* _WHAT YOU HAVE TO DO_:
Copy the material below verbatim, starting with the line that contains "x-tick-label: Jul '22 [528,504,558,516]" and going on through the line that contains "miner-balance-line [72,172,944,474]".

* _Collection entries_:
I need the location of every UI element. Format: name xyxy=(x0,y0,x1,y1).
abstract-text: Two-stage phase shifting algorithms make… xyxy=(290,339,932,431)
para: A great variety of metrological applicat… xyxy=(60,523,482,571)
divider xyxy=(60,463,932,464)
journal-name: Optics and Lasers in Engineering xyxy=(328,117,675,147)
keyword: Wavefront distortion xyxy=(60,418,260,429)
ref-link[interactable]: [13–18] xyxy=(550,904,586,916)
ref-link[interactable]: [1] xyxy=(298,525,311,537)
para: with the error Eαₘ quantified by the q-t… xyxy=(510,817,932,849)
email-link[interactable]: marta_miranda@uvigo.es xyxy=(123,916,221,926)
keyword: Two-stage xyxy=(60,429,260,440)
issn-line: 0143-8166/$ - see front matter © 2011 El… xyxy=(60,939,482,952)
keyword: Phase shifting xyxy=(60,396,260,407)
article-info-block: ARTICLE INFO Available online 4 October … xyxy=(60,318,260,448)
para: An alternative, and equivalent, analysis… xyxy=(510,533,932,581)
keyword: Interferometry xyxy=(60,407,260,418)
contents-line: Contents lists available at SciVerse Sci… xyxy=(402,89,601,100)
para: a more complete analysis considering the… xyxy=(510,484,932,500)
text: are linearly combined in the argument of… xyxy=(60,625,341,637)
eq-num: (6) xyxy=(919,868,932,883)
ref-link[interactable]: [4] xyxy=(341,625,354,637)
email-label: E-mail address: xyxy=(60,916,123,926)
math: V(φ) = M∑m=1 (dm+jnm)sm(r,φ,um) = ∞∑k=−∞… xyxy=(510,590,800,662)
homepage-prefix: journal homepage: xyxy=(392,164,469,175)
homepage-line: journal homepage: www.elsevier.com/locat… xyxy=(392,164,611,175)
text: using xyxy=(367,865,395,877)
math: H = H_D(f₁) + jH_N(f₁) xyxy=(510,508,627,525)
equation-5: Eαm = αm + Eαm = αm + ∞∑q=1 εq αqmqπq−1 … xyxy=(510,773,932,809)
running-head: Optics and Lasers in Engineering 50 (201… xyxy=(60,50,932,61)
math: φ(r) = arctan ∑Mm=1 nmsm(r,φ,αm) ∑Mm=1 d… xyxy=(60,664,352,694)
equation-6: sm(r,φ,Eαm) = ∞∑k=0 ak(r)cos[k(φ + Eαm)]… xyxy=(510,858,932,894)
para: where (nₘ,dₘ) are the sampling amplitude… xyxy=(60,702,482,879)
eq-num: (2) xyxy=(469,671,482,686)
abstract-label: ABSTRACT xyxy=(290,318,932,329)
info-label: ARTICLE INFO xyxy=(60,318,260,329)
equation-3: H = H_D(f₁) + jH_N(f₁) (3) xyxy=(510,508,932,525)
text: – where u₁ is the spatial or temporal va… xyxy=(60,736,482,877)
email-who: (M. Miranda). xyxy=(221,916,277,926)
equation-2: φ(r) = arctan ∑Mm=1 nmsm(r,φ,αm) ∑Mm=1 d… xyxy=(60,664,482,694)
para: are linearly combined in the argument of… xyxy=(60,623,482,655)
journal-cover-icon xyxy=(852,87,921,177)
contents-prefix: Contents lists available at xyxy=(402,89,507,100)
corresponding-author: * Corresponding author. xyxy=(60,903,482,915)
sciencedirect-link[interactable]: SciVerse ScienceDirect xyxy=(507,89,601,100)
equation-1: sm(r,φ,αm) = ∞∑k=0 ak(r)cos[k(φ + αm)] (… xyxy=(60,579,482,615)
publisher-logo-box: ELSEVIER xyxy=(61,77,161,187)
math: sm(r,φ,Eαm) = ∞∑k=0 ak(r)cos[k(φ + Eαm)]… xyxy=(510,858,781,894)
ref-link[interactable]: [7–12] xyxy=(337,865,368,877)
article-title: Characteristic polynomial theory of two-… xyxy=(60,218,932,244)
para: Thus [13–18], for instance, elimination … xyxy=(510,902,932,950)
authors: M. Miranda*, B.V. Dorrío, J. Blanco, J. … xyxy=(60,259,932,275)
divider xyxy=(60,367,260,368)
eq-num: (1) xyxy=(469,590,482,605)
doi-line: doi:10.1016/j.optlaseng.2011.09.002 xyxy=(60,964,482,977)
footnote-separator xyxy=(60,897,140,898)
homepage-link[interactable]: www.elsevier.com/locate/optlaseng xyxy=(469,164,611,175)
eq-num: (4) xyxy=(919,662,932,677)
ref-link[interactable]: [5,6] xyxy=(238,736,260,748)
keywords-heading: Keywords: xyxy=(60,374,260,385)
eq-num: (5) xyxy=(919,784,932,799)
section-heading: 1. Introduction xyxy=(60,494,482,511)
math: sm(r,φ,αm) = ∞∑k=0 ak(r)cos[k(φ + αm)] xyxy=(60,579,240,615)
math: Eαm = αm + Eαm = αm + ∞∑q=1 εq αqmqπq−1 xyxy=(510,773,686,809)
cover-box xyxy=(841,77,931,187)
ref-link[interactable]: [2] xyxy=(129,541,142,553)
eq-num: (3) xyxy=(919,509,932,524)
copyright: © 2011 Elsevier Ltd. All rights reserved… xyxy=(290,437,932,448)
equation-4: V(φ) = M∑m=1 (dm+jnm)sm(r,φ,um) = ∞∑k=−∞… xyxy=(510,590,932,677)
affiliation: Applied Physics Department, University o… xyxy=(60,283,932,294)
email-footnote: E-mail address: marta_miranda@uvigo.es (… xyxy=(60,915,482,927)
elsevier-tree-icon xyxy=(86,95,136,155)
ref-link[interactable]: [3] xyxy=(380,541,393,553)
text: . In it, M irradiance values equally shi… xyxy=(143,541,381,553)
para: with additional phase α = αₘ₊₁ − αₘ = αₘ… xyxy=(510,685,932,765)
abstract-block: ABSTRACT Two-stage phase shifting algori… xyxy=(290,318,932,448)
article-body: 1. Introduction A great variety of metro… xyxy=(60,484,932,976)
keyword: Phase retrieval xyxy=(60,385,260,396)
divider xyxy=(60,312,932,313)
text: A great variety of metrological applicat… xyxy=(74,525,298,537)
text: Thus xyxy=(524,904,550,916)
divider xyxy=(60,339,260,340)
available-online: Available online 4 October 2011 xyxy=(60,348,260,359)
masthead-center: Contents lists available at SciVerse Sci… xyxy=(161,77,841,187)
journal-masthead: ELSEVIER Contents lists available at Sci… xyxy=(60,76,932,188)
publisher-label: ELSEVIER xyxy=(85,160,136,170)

...

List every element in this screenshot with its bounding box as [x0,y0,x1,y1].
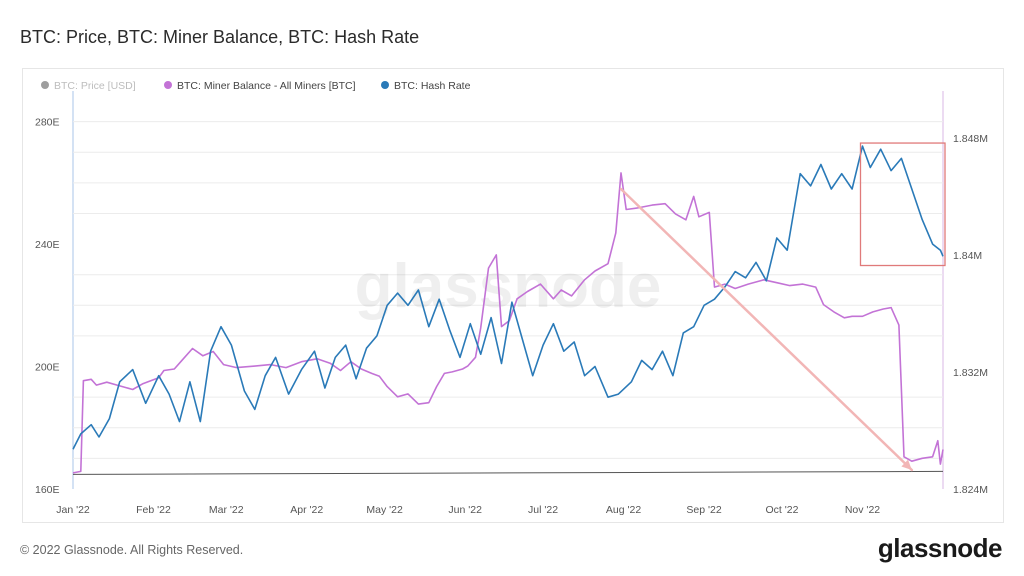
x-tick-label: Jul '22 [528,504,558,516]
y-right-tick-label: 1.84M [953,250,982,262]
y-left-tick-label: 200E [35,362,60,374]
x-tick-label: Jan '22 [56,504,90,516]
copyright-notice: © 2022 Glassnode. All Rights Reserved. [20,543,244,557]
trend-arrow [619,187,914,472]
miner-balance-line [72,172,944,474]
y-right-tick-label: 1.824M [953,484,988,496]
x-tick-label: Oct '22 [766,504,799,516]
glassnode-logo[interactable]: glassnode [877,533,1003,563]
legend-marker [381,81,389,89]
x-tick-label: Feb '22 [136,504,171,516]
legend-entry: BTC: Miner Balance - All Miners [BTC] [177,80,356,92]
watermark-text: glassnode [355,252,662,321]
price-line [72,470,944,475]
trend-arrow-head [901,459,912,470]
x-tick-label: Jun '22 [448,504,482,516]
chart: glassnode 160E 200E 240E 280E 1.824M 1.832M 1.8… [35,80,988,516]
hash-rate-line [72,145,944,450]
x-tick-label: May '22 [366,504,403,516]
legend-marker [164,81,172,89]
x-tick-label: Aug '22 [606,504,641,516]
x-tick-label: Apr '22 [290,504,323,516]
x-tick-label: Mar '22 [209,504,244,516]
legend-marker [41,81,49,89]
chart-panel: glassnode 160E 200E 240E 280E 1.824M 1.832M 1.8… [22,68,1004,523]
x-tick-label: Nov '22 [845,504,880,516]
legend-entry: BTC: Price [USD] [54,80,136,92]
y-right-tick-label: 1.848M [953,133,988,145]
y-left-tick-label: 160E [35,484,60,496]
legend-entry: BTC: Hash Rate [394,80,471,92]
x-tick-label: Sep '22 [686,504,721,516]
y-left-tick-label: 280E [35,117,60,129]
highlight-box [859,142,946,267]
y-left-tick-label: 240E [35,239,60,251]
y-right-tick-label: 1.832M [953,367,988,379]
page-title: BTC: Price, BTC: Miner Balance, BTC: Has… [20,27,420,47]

* _SOLUTION TO THIS PROBLEM_:
x-tick-label: Jul '22 [528,504,558,516]
y-right-tick-label: 1.84M [953,250,982,262]
y-left-tick-label: 200E [35,362,60,374]
x-tick-label: Jan '22 [56,504,90,516]
copyright-notice: © 2022 Glassnode. All Rights Reserved. [20,543,244,557]
trend-arrow [619,187,914,472]
miner-balance-line [72,172,944,474]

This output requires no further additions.